[Entries drawn from a collection]

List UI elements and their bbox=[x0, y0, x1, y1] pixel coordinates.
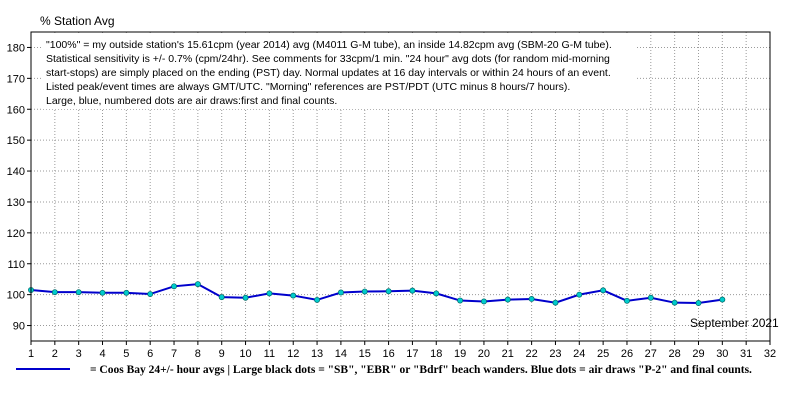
x-tick-label: 19 bbox=[454, 348, 466, 360]
x-tick-label: 8 bbox=[195, 348, 201, 360]
x-tick-label: 4 bbox=[99, 348, 105, 360]
note-line: "100%" = my outside station's 15.61cpm (… bbox=[46, 39, 612, 51]
x-tick-label: 14 bbox=[335, 348, 347, 360]
x-tick-label: 30 bbox=[716, 348, 728, 360]
data-point bbox=[504, 296, 511, 303]
x-tick-label: 7 bbox=[171, 348, 177, 360]
data-point bbox=[552, 299, 559, 306]
x-tick-label: 31 bbox=[740, 348, 752, 360]
data-point bbox=[457, 297, 464, 304]
series-line bbox=[30, 283, 723, 304]
x-tick-label: 20 bbox=[478, 348, 490, 360]
y-tick-label: 130 bbox=[7, 197, 25, 209]
period-label: September 2021 bbox=[690, 316, 779, 330]
x-tick-label: 3 bbox=[76, 348, 82, 360]
y-tick-label: 180 bbox=[7, 42, 25, 54]
data-point bbox=[75, 289, 82, 296]
y-tick-label: 90 bbox=[13, 321, 25, 333]
data-point bbox=[194, 281, 201, 288]
x-tick-label: 5 bbox=[123, 348, 129, 360]
data-point bbox=[290, 292, 297, 299]
x-tick-label: 28 bbox=[669, 348, 681, 360]
y-tick-label: 140 bbox=[7, 166, 25, 178]
x-tick-label: 24 bbox=[573, 348, 585, 360]
x-tick-label: 23 bbox=[549, 348, 561, 360]
x-tick-label: 12 bbox=[287, 348, 299, 360]
y-tick-label: 160 bbox=[7, 104, 25, 116]
note-line: Large, blue, numbered dots are air draws… bbox=[46, 95, 337, 107]
y-tick-label: 170 bbox=[7, 73, 25, 85]
x-tick-label: 29 bbox=[692, 348, 704, 360]
y-tick-label: 100 bbox=[7, 290, 25, 302]
data-point bbox=[624, 297, 630, 304]
legend-text: = Coos Bay 24+/- hour avgs | Large black… bbox=[90, 364, 752, 376]
x-tick-label: 25 bbox=[597, 348, 609, 360]
note-line: Statistical sensitivity is +/- 0.7% (cpm… bbox=[46, 53, 610, 65]
y-tick-label: 120 bbox=[7, 228, 25, 240]
data-point bbox=[719, 296, 726, 303]
data-point bbox=[409, 287, 416, 294]
data-point bbox=[695, 300, 702, 306]
x-tick-label: 21 bbox=[502, 348, 514, 360]
note-line: Listed peak/event times are always GMT/U… bbox=[46, 81, 570, 93]
x-tick-label: 22 bbox=[525, 348, 537, 360]
data-point bbox=[314, 296, 321, 303]
data-point bbox=[266, 290, 273, 297]
notes-background bbox=[41, 35, 636, 109]
x-tick-label: 16 bbox=[382, 348, 394, 360]
axis-ticks: 1 2 3 4 5 6 7 8 9 10 11 12 13 14 15 16 17 18 19 20 21 22 23 24 2… bbox=[7, 42, 776, 360]
y-tick-label: 110 bbox=[7, 259, 25, 271]
plot-frame bbox=[30, 31, 771, 342]
x-tick-label: 10 bbox=[239, 348, 251, 360]
y-tick-label: 150 bbox=[7, 135, 25, 147]
x-tick-label: 13 bbox=[311, 348, 323, 360]
y-axis-title: % Station Avg bbox=[40, 14, 115, 28]
x-tick-label: 26 bbox=[621, 348, 633, 360]
x-tick-label: 6 bbox=[147, 348, 153, 360]
data-point bbox=[337, 289, 344, 296]
data-point bbox=[123, 289, 130, 296]
data-point bbox=[433, 290, 440, 297]
x-tick-label: 17 bbox=[406, 348, 418, 360]
data-point bbox=[51, 289, 58, 296]
data-point bbox=[576, 291, 583, 298]
x-tick-label: 9 bbox=[219, 348, 225, 360]
x-tick-label: 18 bbox=[430, 348, 442, 360]
x-tick-label: 1 bbox=[28, 348, 34, 360]
data-point bbox=[600, 287, 607, 294]
x-tick-label: 11 bbox=[264, 348, 275, 360]
data-point bbox=[242, 294, 249, 301]
x-tick-label: 2 bbox=[52, 348, 58, 360]
data-point bbox=[218, 294, 225, 301]
data-point bbox=[528, 296, 535, 302]
data-point bbox=[147, 291, 154, 297]
x-tick-label: 15 bbox=[359, 348, 371, 360]
note-line: start-stops) are simply placed on the en… bbox=[46, 67, 611, 79]
data-point bbox=[171, 283, 177, 290]
data-point bbox=[671, 299, 678, 306]
notes-box: "100%" = my outside station's 15.61cpm (… bbox=[41, 35, 636, 109]
series-layer bbox=[28, 281, 726, 306]
x-tick-label: 27 bbox=[645, 348, 657, 360]
data-point bbox=[385, 288, 392, 295]
data-point bbox=[647, 294, 654, 301]
x-tick-label: 32 bbox=[764, 348, 776, 360]
data-point bbox=[361, 288, 368, 295]
data-point bbox=[480, 298, 487, 305]
data-point bbox=[99, 289, 106, 296]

OBJECTIVE
Copy out every line of the items above word for word, leaving out the picture.

FULL OUTPUT
List UI elements and their bbox=[x0, y0, x1, y1] pixel coordinates.
x-tick-label: 19 bbox=[454, 348, 466, 360]
x-tick-label: 8 bbox=[195, 348, 201, 360]
x-tick-label: 4 bbox=[99, 348, 105, 360]
note-line: "100%" = my outside station's 15.61cpm (… bbox=[46, 39, 612, 51]
x-tick-label: 14 bbox=[335, 348, 347, 360]
x-tick-label: 30 bbox=[716, 348, 728, 360]
data-point bbox=[504, 296, 511, 303]
x-tick-label: 7 bbox=[171, 348, 177, 360]
data-point bbox=[552, 299, 559, 306]
x-tick-label: 31 bbox=[740, 348, 752, 360]
data-point bbox=[457, 297, 464, 304]
series-line bbox=[30, 283, 723, 304]
x-tick-label: 20 bbox=[478, 348, 490, 360]
y-tick-label: 130 bbox=[7, 197, 25, 209]
period-label: September 2021 bbox=[690, 316, 779, 330]
x-tick-label: 3 bbox=[76, 348, 82, 360]
y-tick-label: 180 bbox=[7, 42, 25, 54]
data-point bbox=[75, 289, 82, 296]
y-tick-label: 90 bbox=[13, 321, 25, 333]
data-point bbox=[194, 281, 201, 288]
x-tick-label: 5 bbox=[123, 348, 129, 360]
data-point bbox=[290, 292, 297, 299]
x-tick-label: 28 bbox=[669, 348, 681, 360]
y-tick-label: 140 bbox=[7, 166, 25, 178]
x-tick-label: 24 bbox=[573, 348, 585, 360]
x-tick-label: 23 bbox=[549, 348, 561, 360]
x-tick-label: 12 bbox=[287, 348, 299, 360]
y-tick-label: 160 bbox=[7, 104, 25, 116]
note-line: Large, blue, numbered dots are air draws… bbox=[46, 95, 337, 107]
y-tick-label: 170 bbox=[7, 73, 25, 85]
x-tick-label: 29 bbox=[692, 348, 704, 360]
y-tick-label: 100 bbox=[7, 290, 25, 302]
data-point bbox=[624, 297, 630, 304]
legend-text: = Coos Bay 24+/- hour avgs | Large black… bbox=[90, 364, 752, 376]
x-tick-label: 25 bbox=[597, 348, 609, 360]
note-line: Statistical sensitivity is +/- 0.7% (cpm… bbox=[46, 53, 610, 65]
y-tick-label: 120 bbox=[7, 228, 25, 240]
data-point bbox=[719, 296, 726, 303]
data-point bbox=[409, 287, 416, 294]
data-point bbox=[695, 300, 702, 306]
x-tick-label: 21 bbox=[502, 348, 514, 360]
note-line: Listed peak/event times are always GMT/U… bbox=[46, 81, 570, 93]
x-tick-label: 22 bbox=[525, 348, 537, 360]
data-point bbox=[314, 296, 321, 303]
data-point bbox=[266, 290, 273, 297]
notes-background bbox=[41, 35, 636, 109]
x-tick-label: 16 bbox=[382, 348, 394, 360]
axis-ticks: 1 2 3 4 5 6 7 8 9 10 11 12 13 14 15 16 17 18 19 20 21 22 23 24 2… bbox=[7, 42, 776, 360]
y-tick-label: 110 bbox=[7, 259, 25, 271]
plot-frame bbox=[30, 31, 771, 342]
x-tick-label: 10 bbox=[239, 348, 251, 360]
y-tick-label: 150 bbox=[7, 135, 25, 147]
x-tick-label: 13 bbox=[311, 348, 323, 360]
y-axis-title: % Station Avg bbox=[40, 14, 115, 28]
x-tick-label: 26 bbox=[621, 348, 633, 360]
x-tick-label: 6 bbox=[147, 348, 153, 360]
data-point bbox=[337, 289, 344, 296]
data-point bbox=[123, 289, 130, 296]
data-point bbox=[433, 290, 440, 297]
x-tick-label: 17 bbox=[406, 348, 418, 360]
data-point bbox=[51, 289, 58, 296]
data-point bbox=[576, 291, 583, 298]
x-tick-label: 9 bbox=[219, 348, 225, 360]
x-tick-label: 18 bbox=[430, 348, 442, 360]
x-tick-label: 1 bbox=[28, 348, 34, 360]
data-point bbox=[600, 287, 607, 294]
x-tick-label: 11 bbox=[264, 348, 275, 360]
data-point bbox=[242, 294, 249, 301]
x-tick-label: 2 bbox=[52, 348, 58, 360]
data-point bbox=[218, 294, 225, 301]
data-point bbox=[528, 296, 535, 302]
data-point bbox=[147, 291, 154, 297]
x-tick-label: 15 bbox=[359, 348, 371, 360]
note-line: start-stops) are simply placed on the en… bbox=[46, 67, 611, 79]
data-point bbox=[171, 283, 177, 290]
data-point bbox=[671, 299, 678, 306]
notes-box: "100%" = my outside station's 15.61cpm (… bbox=[41, 35, 636, 109]
series-layer bbox=[28, 281, 726, 306]
x-tick-label: 27 bbox=[645, 348, 657, 360]
data-point bbox=[385, 288, 392, 295]
data-point bbox=[647, 294, 654, 301]
x-tick-label: 32 bbox=[764, 348, 776, 360]
data-point bbox=[361, 288, 368, 295]
data-point bbox=[480, 298, 487, 305]
data-point bbox=[99, 289, 106, 296]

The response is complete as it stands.